• [TASK STATEMENT]: Retype every entry exactly, character for character.

• [SUPPLIED RECORDS]:
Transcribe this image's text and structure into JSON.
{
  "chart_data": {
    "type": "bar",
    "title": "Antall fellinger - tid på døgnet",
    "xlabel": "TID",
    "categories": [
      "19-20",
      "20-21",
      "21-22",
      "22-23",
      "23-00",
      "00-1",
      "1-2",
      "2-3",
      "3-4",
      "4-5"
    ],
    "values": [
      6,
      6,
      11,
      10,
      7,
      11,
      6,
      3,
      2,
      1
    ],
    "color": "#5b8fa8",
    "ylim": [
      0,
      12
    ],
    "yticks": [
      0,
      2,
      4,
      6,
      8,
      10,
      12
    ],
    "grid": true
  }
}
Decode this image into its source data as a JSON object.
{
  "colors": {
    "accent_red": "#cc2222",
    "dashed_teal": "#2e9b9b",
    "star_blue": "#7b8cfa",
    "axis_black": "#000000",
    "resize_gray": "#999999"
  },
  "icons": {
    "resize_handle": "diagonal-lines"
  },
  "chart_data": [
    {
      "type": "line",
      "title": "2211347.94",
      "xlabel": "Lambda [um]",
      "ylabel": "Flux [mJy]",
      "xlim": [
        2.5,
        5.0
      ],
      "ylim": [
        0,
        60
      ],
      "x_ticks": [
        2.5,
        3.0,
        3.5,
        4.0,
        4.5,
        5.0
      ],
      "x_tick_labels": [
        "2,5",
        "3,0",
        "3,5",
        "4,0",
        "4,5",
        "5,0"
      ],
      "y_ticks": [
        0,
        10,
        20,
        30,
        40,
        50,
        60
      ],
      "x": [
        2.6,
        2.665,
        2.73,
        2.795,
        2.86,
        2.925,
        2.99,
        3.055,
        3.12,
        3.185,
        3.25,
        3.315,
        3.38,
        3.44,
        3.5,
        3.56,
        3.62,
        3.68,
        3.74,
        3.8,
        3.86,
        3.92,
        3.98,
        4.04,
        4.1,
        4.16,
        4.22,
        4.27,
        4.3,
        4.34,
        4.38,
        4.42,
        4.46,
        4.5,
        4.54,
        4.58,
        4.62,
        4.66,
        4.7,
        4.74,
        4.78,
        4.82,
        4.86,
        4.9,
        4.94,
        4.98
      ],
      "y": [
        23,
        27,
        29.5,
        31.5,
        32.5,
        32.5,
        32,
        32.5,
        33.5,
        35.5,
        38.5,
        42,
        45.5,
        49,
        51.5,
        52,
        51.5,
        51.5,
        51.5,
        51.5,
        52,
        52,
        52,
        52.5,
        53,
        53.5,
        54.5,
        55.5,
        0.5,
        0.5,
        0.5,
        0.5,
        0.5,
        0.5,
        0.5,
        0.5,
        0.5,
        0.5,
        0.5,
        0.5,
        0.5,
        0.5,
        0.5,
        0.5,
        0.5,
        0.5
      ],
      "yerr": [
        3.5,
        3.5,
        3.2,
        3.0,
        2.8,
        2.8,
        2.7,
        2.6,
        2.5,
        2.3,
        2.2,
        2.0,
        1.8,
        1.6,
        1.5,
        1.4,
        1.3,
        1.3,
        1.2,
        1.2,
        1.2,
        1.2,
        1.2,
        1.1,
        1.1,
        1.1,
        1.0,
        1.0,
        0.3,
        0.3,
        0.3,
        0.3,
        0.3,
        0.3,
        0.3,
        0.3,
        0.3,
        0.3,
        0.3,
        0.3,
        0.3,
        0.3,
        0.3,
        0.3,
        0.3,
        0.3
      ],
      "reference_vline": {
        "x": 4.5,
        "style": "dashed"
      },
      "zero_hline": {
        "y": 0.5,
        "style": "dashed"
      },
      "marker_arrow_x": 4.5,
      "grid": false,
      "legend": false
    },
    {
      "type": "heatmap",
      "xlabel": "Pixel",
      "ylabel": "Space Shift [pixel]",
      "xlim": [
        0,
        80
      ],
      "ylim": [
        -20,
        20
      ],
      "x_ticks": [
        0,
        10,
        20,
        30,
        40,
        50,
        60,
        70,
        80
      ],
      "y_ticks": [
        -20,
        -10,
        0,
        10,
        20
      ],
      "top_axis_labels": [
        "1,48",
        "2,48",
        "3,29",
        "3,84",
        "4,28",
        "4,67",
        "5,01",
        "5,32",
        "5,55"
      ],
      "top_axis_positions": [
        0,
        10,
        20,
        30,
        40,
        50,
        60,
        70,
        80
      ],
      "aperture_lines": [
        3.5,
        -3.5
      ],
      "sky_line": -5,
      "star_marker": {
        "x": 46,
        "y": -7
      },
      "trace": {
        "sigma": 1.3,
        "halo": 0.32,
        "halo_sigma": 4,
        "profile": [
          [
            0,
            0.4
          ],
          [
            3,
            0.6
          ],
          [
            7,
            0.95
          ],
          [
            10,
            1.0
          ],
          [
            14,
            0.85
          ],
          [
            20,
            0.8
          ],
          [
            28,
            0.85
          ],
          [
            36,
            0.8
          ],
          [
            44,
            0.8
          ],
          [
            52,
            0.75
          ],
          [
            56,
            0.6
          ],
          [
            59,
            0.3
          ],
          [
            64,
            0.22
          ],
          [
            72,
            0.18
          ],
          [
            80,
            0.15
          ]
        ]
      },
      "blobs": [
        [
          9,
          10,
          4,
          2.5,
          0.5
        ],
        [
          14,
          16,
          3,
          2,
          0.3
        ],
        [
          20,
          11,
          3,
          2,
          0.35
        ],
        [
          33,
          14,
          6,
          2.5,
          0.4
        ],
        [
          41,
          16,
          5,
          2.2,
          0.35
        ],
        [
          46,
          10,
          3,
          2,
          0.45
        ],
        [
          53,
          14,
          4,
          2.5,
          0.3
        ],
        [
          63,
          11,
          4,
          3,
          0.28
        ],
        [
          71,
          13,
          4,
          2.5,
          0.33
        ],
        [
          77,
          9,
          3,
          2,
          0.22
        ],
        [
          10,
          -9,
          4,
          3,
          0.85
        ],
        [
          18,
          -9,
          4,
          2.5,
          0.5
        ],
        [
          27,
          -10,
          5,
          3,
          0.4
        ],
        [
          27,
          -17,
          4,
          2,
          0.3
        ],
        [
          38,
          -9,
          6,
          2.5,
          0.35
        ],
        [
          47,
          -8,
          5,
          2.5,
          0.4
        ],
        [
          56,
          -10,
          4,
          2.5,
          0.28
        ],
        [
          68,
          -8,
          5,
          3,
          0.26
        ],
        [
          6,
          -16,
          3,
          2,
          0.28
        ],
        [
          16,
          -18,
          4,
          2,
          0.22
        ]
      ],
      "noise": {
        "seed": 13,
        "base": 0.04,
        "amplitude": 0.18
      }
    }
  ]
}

• [EXERCISE SOLUTION]:
Transcribe this image's text and structure into JSON.
{
  "chart_data": {
    "type": "bar",
    "title": "Antall fellinger - tid på døgnet",
    "xlabel": "TID",
    "categories": [
      "19-20",
      "20-21",
      "21-22",
      "22-23",
      "23-00",
      "00-1",
      "1-2",
      "2-3",
      "3-4",
      "4-5"
    ],
    "values": [
      6,
      6,
      11,
      10,
      7,
      11,
      6,
      3,
      2,
      1
    ],
    "color": "#5b8fa8",
    "ylim": [
      0,
      12
    ],
    "yticks": [
      0,
      2,
      4,
      6,
      8,
      10,
      12
    ],
    "grid": true
  }
}
Decode this image into its source data as a JSON object.
{
  "colors": {
    "accent_red": "#cc2222",
    "dashed_teal": "#2e9b9b",
    "star_blue": "#7b8cfa",
    "axis_black": "#000000",
    "resize_gray": "#999999"
  },
  "icons": {
    "resize_handle": "diagonal-lines"
  },
  "chart_data": [
    {
      "type": "line",
      "title": "2211347.94",
      "xlabel": "Lambda [um]",
      "ylabel": "Flux [mJy]",
      "xlim": [
        2.5,
        5.0
      ],
      "ylim": [
        0,
        60
      ],
      "x_ticks": [
        2.5,
        3.0,
        3.5,
        4.0,
        4.5,
        5.0
      ],
      "x_tick_labels": [
        "2,5",
        "3,0",
        "3,5",
        "4,0",
        "4,5",
        "5,0"
      ],
      "y_ticks": [
        0,
        10,
        20,
        30,
        40,
        50,
        60
      ],
      "x": [
        2.6,
        2.665,
        2.73,
        2.795,
        2.86,
        2.925,
        2.99,
        3.055,
        3.12,
        3.185,
        3.25,
        3.315,
        3.38,
        3.44,
        3.5,
        3.56,
        3.62,
        3.68,
        3.74,
        3.8,
        3.86,
        3.92,
        3.98,
        4.04,
        4.1,
        4.16,
        4.22,
        4.27,
        4.3,
        4.34,
        4.38,
        4.42,
        4.46,
        4.5,
        4.54,
        4.58,
        4.62,
        4.66,
        4.7,
        4.74,
        4.78,
        4.82,
        4.86,
        4.9,
        4.94,
        4.98
      ],
      "y": [
        23,
        27,
        29.5,
        31.5,
        32.5,
        32.5,
        32,
        32.5,
        33.5,
        35.5,
        38.5,
        42,
        45.5,
        49,
        51.5,
        52,
        51.5,
        51.5,
        51.5,
        51.5,
        52,
        52,
        52,
        52.5,
        53,
        53.5,
        54.5,
        55.5,
        0.5,
        0.5,
        0.5,
        0.5,
        0.5,
        0.5,
        0.5,
        0.5,
        0.5,
        0.5,
        0.5,
        0.5,
        0.5,
        0.5,
        0.5,
        0.5,
        0.5,
        0.5
      ],
      "yerr": [
        3.5,
        3.5,
        3.2,
        3.0,
        2.8,
        2.8,
        2.7,
        2.6,
        2.5,
        2.3,
        2.2,
        2.0,
        1.8,
        1.6,
        1.5,
        1.4,
        1.3,
        1.3,
        1.2,
        1.2,
        1.2,
        1.2,
        1.2,
        1.1,
        1.1,
        1.1,
        1.0,
        1.0,
        0.3,
        0.3,
        0.3,
        0.3,
        0.3,
        0.3,
        0.3,
        0.3,
        0.3,
        0.3,
        0.3,
        0.3,
        0.3,
        0.3,
        0.3,
        0.3,
        0.3,
        0.3
      ],
      "reference_vline": {
        "x": 4.5,
        "style": "dashed"
      },
      "zero_hline": {
        "y": 0.5,
        "style": "dashed"
      },
      "marker_arrow_x": 4.5,
      "grid": false,
      "legend": false
    },
    {
      "type": "heatmap",
      "xlabel": "Pixel",
      "ylabel": "Space Shift [pixel]",
      "xlim": [
        0,
        80
      ],
      "ylim": [
        -20,
        20
      ],
      "x_ticks": [
        0,
        10,
        20,
        30,
        40,
        50,
        60,
        70,
        80
      ],
      "y_ticks": [
        -20,
        -10,
        0,
        10,
        20
      ],
      "top_axis_labels": [
        "1,48",
        "2,48",
        "3,29",
        "3,84",
        "4,28",
        "4,67",
        "5,01",
        "5,32",
        "5,55"
      ],
      "top_axis_positions": [
        0,
        10,
        20,
        30,
        40,
        50,
        60,
        70,
        80
      ],
      "aperture_lines": [
        3.5,
        -3.5
      ],
      "sky_line": -5,
      "star_marker": {
        "x": 46,
        "y": -7
      },
      "trace": {
        "sigma": 1.3,
        "halo": 0.32,
        "halo_sigma": 4,
        "profile": [
          [
            0,
            0.4
          ],
          [
            3,
            0.6
          ],
          [
            7,
            0.95
          ],
          [
            10,
            1.0
          ],
          [
            14,
            0.85
          ],
          [
            20,
            0.8
          ],
          [
            28,
            0.85
          ],
          [
            36,
            0.8
          ],
          [
            44,
            0.8
          ],
          [
            52,
            0.75
          ],
          [
            56,
            0.6
          ],
          [
            59,
            0.3
          ],
          [
            64,
            0.22
          ],
          [
            72,
            0.18
          ],
          [
            80,
            0.15
          ]
        ]
      },
      "blobs": [
        [
          9,
          10,
          4,
          2.5,
          0.5
        ],
        [
          14,
          16,
          3,
          2,
          0.3
        ],
        [
          20,
          11,
          3,
          2,
          0.35
        ],
        [
          33,
          14,
          6,
          2.5,
          0.4
        ],
        [
          41,
          16,
          5,
          2.2,
          0.35
        ],
        [
          46,
          10,
          3,
          2,
          0.45
        ],
        [
          53,
          14,
          4,
          2.5,
          0.3
        ],
        [
          63,
          11,
          4,
          3,
          0.28
        ],
        [
          71,
          13,
          4,
          2.5,
          0.33
        ],
        [
          77,
          9,
          3,
          2,
          0.22
        ],
        [
          10,
          -9,
          4,
          3,
          0.85
        ],
        [
          18,
          -9,
          4,
          2.5,
          0.5
        ],
        [
          27,
          -10,
          5,
          3,
          0.4
        ],
        [
          27,
          -17,
          4,
          2,
          0.3
        ],
        [
          38,
          -9,
          6,
          2.5,
          0.35
        ],
        [
          47,
          -8,
          5,
          2.5,
          0.4
        ],
        [
          56,
          -10,
          4,
          2.5,
          0.28
        ],
        [
          68,
          -8,
          5,
          3,
          0.26
        ],
        [
          6,
          -16,
          3,
          2,
          0.28
        ],
        [
          16,
          -18,
          4,
          2,
          0.22
        ]
      ],
      "noise": {
        "seed": 13,
        "base": 0.04,
        "amplitude": 0.18
      }
    }
  ]
}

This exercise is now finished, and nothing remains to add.